Collected data entries →

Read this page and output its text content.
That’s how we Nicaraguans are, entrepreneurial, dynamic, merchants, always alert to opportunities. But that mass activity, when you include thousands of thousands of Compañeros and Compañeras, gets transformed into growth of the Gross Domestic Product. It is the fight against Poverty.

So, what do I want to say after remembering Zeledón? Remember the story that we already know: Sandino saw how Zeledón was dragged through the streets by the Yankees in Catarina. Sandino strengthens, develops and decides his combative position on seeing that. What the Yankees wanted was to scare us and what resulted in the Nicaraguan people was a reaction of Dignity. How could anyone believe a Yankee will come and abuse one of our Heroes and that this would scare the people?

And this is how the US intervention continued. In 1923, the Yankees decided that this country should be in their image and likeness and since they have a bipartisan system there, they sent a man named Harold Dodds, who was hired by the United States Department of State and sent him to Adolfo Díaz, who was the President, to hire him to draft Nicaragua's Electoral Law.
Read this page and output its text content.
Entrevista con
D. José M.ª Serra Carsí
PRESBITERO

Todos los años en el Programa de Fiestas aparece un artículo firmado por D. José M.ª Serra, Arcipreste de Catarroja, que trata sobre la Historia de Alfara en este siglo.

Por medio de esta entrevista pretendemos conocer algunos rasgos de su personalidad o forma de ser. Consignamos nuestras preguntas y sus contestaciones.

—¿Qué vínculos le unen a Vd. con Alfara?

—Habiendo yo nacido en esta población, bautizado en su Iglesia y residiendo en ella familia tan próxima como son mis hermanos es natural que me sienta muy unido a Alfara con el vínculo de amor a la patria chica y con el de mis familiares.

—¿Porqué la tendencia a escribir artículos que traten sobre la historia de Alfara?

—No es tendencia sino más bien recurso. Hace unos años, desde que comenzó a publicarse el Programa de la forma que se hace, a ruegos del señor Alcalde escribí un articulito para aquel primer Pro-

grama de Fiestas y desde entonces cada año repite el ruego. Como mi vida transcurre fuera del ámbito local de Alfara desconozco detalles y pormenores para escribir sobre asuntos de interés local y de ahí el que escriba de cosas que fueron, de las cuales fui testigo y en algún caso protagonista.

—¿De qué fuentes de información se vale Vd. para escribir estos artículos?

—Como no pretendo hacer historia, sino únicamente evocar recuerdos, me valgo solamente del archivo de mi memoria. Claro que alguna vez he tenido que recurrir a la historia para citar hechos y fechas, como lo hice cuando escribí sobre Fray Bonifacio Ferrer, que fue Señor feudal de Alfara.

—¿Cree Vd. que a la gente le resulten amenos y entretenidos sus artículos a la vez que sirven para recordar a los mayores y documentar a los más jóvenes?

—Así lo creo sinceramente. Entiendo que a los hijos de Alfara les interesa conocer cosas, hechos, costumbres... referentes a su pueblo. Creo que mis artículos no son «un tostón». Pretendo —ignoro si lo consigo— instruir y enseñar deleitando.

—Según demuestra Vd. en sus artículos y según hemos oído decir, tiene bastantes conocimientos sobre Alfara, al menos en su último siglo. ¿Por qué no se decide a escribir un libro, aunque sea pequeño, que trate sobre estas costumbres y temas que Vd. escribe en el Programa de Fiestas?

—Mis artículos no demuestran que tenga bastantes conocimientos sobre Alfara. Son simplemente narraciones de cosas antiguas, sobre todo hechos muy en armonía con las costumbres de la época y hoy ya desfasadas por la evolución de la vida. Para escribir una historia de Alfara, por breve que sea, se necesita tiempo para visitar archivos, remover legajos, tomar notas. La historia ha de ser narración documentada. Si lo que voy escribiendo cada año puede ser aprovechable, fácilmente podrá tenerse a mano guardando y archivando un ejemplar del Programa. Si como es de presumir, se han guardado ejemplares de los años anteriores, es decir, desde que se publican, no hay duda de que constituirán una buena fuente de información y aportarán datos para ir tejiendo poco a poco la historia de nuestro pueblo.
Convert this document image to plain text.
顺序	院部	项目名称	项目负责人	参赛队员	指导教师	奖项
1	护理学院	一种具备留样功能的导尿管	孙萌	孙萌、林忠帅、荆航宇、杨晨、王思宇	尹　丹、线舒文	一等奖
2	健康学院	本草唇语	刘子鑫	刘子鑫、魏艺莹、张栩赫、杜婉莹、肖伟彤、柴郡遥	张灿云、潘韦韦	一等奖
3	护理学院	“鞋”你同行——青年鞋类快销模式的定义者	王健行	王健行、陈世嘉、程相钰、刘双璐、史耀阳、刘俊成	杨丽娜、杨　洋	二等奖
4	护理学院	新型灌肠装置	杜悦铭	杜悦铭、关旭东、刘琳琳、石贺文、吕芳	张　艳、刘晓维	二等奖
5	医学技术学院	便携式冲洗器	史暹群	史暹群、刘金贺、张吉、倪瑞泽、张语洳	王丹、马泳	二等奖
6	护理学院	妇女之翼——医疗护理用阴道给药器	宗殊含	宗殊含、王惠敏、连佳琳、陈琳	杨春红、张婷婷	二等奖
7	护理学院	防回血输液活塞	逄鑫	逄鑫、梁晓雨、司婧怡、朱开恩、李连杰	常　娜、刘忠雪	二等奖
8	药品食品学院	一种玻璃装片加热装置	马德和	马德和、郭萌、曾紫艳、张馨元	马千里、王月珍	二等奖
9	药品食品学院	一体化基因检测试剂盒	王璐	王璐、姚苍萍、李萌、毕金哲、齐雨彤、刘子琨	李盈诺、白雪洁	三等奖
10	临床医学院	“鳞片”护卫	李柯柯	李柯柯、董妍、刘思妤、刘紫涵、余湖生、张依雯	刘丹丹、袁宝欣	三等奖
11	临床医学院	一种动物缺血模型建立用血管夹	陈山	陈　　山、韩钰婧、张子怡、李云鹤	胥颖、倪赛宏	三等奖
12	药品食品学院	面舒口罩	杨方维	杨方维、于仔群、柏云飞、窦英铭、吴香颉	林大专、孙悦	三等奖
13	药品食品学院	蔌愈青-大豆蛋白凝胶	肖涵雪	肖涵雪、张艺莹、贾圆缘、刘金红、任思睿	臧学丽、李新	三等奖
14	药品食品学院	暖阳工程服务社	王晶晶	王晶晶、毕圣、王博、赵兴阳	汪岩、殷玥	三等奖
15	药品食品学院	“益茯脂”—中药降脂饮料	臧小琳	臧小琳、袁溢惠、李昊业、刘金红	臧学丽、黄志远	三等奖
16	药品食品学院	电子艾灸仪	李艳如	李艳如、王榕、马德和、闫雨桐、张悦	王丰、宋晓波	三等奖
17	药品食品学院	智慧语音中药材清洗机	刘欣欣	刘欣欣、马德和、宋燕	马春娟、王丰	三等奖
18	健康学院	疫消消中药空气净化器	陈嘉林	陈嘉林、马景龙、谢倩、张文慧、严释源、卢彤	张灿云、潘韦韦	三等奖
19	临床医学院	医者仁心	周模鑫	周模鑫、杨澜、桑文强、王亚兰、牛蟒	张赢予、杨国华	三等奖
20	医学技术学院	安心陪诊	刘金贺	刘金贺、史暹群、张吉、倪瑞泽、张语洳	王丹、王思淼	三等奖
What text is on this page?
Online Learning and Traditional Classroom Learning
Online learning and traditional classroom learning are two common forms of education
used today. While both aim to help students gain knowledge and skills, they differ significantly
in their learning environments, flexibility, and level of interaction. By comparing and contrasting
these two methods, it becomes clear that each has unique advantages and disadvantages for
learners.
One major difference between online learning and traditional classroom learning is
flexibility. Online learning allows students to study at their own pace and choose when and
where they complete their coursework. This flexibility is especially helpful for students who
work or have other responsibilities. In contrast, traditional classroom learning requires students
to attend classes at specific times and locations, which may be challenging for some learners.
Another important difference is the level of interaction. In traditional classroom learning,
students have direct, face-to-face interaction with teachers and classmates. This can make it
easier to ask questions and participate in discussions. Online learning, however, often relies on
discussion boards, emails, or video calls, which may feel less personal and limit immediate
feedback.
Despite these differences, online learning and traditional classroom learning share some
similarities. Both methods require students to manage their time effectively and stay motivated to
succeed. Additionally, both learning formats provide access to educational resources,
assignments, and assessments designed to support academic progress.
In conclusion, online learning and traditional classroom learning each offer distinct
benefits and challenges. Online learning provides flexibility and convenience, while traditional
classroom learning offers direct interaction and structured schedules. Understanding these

AIM → Look over the records above and copy each line that includes the string "interaction".

RESPONSE →
in their learning environments, flexibility, and level of interaction. By comparing and contrasting
Another important difference is the level of interaction. In traditional classroom learning,
students have direct, face-to-face interaction with teachers and classmates. This can make it
classroom learning offers direct interaction and structured schedules. Understanding these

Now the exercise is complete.